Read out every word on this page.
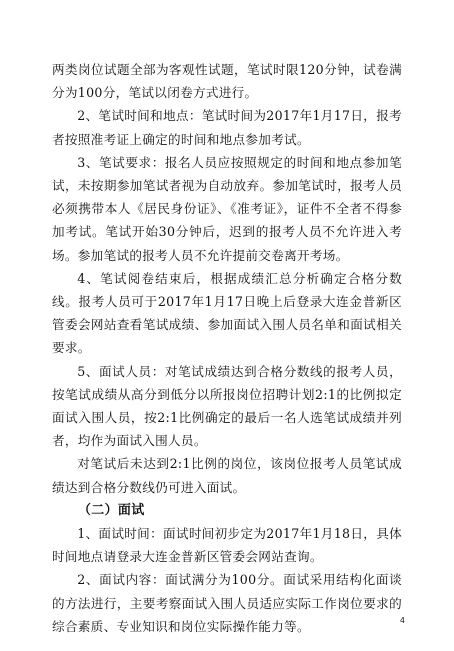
两类岗位试题全部为客观性试题，笔试时限120分钟，试卷满分为100分，笔试以闭卷方式进行。

2、笔试时间和地点：笔试时间为2017年1月17日，报考者按照准考证上确定的时间和地点参加考试。

3、笔试要求：报名人员应按照规定的时间和地点参加笔试，未按期参加笔试者视为自动放弃。参加笔试时，报考人员必须携带本人《居民身份证》、《准考证》，证件不全者不得参加考试。笔试开始30分钟后，迟到的报考人员不允许进入考场。参加笔试的报考人员不允许提前交卷离开考场。

4、笔试阅卷结束后，根据成绩汇总分析确定合格分数线。报考人员可于2017年1月17日晚上后登录大连金普新区管委会网站查看笔试成绩、参加面试入围人员名单和面试相关要求。

5、面试人员：对笔试成绩达到合格分数线的报考人员，按笔试成绩从高分到低分以所报岗位招聘计划2:1的比例拟定面试入围人员，按2:1比例确定的最后一名人选笔试成绩并列者，均作为面试入围人员。

对笔试后未达到2:1比例的岗位，该岗位报考人员笔试成绩达到合格分数线仍可进入面试。

（二）面试

1、面试时间：面试时间初步定为2017年1月18日，具体时间地点请登录大连金普新区管委会网站查询。

2、面试内容：面试满分为100分。面试采用结构化面谈的方法进行，主要考察面试入围人员适应实际工作岗位要求的综合素质、专业知识和岗位实际操作能力等。	4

- **Exercise description**:
Transcribe all entries above exactly. Drop the pictures.

- **Output of the task**:
Read out every word on this page.
两类岗位试题全部为客观性试题，笔试时限120分钟，试卷满分为100分，笔试以闭卷方式进行。

2、笔试时间和地点：笔试时间为2017年1月17日，报考者按照准考证上确定的时间和地点参加考试。

3、笔试要求：报名人员应按照规定的时间和地点参加笔试，未按期参加笔试者视为自动放弃。参加笔试时，报考人员必须携带本人《居民身份证》、《准考证》，证件不全者不得参加考试。笔试开始30分钟后，迟到的报考人员不允许进入考场。参加笔试的报考人员不允许提前交卷离开考场。

4、笔试阅卷结束后，根据成绩汇总分析确定合格分数线。报考人员可于2017年1月17日晚上后登录大连金普新区管委会网站查看笔试成绩、参加面试入围人员名单和面试相关要求。

5、面试人员：对笔试成绩达到合格分数线的报考人员，按笔试成绩从高分到低分以所报岗位招聘计划2:1的比例拟定面试入围人员，按2:1比例确定的最后一名人选笔试成绩并列者，均作为面试入围人员。

对笔试后未达到2:1比例的岗位，该岗位报考人员笔试成绩达到合格分数线仍可进入面试。

（二）面试

1、面试时间：面试时间初步定为2017年1月18日，具体时间地点请登录大连金普新区管委会网站查询。

2、面试内容：面试满分为100分。面试采用结构化面谈的方法进行，主要考察面试入围人员适应实际工作岗位要求的综合素质、专业知识和岗位实际操作能力等。	4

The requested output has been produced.